TEXT SEGMENT -
That is what James is addressing in this morning’s passage from chapter 2. “Be doers of the word, and not merely hearers who deceive themselves.”[i]
That’s pretty clear, isn’t it? Maybe you expect that I will do some magic with the Greek words here and tell you that it really does not mean what it says, but not today. James is very simple and very clear. Hearing is not enough. Believing is not enough. Studying is not enough. Preaching is not enough. Being Christian is not enough…. If we never get around to doing Christianity, our faith is lifeless. In James’ words, Faith without works is dead.
You may remember similar words in Jesus’ Sermon on the Mount. “Therefore everyone who hears these words of mine and puts them into practice is like a wise man who built his house on the rock.”[ii]
The life built on mere head Christianity and heart Christianity may be beautiful but it has no foundation. The life lived by practicing what Jesus preached, however, is a life built on a solid foundation that cannot be shaken.

TASKS -
[a] In the sermon excerpt, swap "lifeless" for "empty" and give the passage between "That is what" and "works is dead.", inclusive.
[b] Rewrite the paragraph of the sermon excerpt that begins "That’s pretty clear, isn’t it?" as a short list that keeps its main points.
The listing that follows has no connection to the sermon excerpt.

DATASET EXTRACT -
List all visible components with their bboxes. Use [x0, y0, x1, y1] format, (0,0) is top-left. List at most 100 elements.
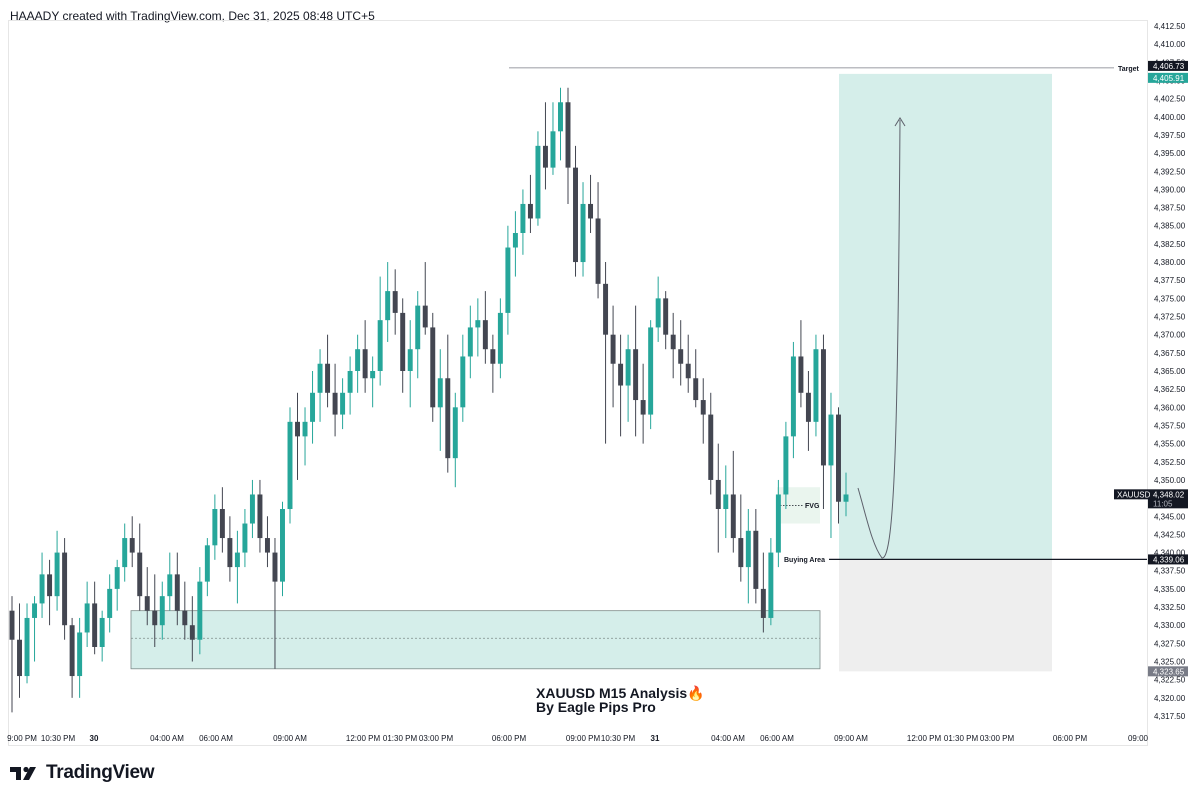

...

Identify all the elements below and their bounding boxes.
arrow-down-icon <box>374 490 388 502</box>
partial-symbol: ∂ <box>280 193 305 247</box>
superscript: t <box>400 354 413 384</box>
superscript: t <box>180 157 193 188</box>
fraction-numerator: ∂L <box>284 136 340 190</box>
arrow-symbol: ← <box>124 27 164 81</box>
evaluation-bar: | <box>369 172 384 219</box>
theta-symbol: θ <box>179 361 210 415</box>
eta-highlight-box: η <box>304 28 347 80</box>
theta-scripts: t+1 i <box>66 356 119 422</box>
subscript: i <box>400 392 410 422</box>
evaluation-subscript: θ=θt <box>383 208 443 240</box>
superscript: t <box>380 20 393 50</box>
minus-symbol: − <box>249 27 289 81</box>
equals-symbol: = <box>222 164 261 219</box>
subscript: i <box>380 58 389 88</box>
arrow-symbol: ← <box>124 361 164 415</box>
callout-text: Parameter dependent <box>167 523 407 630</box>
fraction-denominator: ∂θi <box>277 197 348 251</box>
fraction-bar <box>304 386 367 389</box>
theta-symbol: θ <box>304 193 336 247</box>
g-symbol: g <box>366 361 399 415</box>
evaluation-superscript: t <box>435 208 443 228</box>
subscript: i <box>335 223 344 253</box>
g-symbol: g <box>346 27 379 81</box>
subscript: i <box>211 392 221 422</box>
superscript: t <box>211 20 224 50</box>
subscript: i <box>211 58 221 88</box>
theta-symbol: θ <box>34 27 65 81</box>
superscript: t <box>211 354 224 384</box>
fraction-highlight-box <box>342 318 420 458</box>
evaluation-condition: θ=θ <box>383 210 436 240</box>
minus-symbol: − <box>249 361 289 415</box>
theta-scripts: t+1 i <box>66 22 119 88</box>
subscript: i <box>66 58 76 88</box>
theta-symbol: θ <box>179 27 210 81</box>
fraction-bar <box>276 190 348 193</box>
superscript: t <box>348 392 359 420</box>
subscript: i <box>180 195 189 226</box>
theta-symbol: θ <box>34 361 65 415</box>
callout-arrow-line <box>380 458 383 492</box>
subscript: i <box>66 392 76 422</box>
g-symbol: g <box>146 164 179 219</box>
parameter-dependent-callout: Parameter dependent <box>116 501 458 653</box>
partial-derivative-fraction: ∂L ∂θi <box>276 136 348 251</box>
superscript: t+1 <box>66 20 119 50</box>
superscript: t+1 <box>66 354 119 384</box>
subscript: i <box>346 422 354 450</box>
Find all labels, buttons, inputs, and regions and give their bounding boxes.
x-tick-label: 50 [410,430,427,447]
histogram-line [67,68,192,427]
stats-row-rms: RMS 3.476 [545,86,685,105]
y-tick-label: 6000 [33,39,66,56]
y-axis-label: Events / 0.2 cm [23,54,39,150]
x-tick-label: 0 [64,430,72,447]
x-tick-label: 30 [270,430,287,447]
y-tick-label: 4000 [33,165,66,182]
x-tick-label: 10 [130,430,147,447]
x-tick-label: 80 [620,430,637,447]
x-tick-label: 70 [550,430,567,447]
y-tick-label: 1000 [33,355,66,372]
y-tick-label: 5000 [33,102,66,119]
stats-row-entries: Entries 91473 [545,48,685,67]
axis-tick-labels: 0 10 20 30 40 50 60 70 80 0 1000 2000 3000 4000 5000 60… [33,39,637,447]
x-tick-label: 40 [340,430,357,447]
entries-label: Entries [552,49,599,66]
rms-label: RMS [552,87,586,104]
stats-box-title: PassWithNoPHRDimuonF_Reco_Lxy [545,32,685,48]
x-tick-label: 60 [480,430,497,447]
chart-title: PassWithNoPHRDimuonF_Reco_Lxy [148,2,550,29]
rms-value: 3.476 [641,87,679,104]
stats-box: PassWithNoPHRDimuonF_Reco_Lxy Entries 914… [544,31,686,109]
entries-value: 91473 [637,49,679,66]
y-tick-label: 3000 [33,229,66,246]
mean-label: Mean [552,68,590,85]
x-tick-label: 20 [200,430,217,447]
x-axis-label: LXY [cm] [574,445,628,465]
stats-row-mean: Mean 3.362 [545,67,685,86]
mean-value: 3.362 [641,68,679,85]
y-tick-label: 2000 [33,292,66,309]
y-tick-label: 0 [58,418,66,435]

SOLUTION SET -
[a]
That is what James is addressing in this morning’s passage from chapter 2. “Be doers of the word, and not merely hearers who deceive themselves.”[i]
That’s pretty clear, isn’t it? Maybe you expect that I will do some magic with the Greek words here and tell you that it really does not mean what it says, but not today. James is very simple and very clear. Hearing is not enough. Believing is not enough. Studying is not enough. Preaching is not enough. Being Christian is not enough…. If we never get around to doing Christianity, our faith is empty. In James’ words, Faith without works is dead.

[b]
- The speaker will not reinterpret the Greek words today, because James is very simple and very clear.
- Hearing, believing, studying, preaching and being Christian are each not enough.
- If Christianity is never put into practice, faith is lifeless.
- In James’ words, faith without works is dead.